WORK INSTRUCTIONS: Among the records below, find each line that includes the string "JSON" and copy it.

PROVIDED INFORMATION:

= = =

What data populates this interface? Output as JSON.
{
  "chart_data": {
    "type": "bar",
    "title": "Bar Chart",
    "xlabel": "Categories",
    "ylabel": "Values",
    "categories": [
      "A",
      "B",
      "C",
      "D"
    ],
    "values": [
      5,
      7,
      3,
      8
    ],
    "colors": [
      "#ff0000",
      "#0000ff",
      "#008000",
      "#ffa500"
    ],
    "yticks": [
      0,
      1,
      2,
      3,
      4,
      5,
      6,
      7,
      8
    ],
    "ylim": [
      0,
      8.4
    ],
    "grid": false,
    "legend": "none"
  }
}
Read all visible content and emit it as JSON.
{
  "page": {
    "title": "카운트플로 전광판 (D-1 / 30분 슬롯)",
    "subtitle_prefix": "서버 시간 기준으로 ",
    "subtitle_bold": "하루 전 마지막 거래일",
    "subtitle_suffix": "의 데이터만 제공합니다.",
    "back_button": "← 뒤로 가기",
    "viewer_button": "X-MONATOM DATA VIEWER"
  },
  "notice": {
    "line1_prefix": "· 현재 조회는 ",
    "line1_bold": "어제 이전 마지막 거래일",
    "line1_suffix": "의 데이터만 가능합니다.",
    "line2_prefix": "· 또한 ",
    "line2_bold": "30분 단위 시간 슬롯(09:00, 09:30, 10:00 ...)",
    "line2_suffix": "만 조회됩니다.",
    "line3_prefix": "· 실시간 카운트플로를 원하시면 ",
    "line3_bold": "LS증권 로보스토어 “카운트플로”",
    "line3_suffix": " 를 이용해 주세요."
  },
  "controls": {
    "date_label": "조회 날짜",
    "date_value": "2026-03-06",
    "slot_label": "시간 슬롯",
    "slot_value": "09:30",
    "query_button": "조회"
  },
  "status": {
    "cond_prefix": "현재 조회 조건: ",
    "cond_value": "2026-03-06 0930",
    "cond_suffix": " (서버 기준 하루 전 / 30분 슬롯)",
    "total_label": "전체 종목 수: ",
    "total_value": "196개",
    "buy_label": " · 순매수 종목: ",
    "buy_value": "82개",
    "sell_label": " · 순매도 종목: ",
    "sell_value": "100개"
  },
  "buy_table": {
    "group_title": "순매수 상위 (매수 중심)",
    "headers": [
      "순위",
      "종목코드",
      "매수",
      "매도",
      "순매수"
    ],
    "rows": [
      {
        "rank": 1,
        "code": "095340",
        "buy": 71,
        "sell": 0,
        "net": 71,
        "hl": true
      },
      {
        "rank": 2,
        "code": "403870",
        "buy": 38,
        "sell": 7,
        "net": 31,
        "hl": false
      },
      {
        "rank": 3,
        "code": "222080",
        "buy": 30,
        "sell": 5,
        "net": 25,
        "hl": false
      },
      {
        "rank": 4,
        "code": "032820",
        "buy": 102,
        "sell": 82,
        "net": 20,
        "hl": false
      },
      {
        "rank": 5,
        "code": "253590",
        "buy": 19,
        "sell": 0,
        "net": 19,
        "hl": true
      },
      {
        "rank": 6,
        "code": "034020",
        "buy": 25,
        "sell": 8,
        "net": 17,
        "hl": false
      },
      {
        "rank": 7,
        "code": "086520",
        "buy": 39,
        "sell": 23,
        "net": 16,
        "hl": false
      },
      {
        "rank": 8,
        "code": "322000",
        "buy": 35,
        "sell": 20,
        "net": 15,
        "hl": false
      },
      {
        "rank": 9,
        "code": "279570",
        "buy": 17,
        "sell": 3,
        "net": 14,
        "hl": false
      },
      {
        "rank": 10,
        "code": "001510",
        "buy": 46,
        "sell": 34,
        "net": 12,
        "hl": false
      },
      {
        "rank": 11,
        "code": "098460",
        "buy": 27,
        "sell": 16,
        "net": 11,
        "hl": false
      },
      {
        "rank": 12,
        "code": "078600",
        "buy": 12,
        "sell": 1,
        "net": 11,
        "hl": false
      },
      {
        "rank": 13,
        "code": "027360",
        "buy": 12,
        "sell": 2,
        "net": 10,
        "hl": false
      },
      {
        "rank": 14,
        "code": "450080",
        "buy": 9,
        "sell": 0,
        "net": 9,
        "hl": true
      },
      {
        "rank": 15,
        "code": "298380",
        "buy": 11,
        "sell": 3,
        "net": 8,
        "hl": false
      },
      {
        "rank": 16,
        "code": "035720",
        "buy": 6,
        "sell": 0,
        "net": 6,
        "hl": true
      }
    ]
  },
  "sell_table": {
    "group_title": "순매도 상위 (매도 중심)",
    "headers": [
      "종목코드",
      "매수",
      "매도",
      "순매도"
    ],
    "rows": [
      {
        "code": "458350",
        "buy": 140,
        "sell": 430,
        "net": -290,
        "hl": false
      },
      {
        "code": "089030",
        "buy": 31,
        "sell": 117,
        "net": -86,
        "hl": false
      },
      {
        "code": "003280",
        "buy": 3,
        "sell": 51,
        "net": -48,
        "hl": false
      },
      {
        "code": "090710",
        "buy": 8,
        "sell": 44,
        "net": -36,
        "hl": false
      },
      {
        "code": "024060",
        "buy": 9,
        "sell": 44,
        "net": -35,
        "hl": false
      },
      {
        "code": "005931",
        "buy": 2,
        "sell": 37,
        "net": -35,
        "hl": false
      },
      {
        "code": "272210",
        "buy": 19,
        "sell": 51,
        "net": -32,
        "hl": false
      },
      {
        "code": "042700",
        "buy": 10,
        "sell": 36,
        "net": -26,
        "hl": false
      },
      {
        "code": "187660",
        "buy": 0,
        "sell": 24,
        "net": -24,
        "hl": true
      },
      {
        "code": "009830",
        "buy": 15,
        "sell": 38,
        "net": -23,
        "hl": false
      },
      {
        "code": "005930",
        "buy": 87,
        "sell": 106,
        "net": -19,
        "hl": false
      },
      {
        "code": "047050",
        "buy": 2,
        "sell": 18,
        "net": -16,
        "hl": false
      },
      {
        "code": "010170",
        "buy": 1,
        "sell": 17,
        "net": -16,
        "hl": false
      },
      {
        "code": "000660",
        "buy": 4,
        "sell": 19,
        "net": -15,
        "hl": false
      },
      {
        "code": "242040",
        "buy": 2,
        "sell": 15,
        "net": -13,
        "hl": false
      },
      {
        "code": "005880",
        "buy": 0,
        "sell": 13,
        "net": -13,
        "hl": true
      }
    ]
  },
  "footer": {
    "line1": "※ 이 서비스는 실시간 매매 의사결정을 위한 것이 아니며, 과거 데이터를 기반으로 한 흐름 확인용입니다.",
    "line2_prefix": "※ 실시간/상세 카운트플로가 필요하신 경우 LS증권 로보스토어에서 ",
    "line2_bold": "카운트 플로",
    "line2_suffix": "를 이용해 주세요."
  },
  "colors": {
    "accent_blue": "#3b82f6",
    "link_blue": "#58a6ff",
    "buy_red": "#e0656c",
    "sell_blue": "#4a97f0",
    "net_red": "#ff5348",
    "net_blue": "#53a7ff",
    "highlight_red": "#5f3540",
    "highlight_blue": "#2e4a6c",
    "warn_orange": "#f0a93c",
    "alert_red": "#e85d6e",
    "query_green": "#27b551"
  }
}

= = =

OUTPUT:
What data populates this interface? Output as JSON.
Read all visible content and emit it as JSON.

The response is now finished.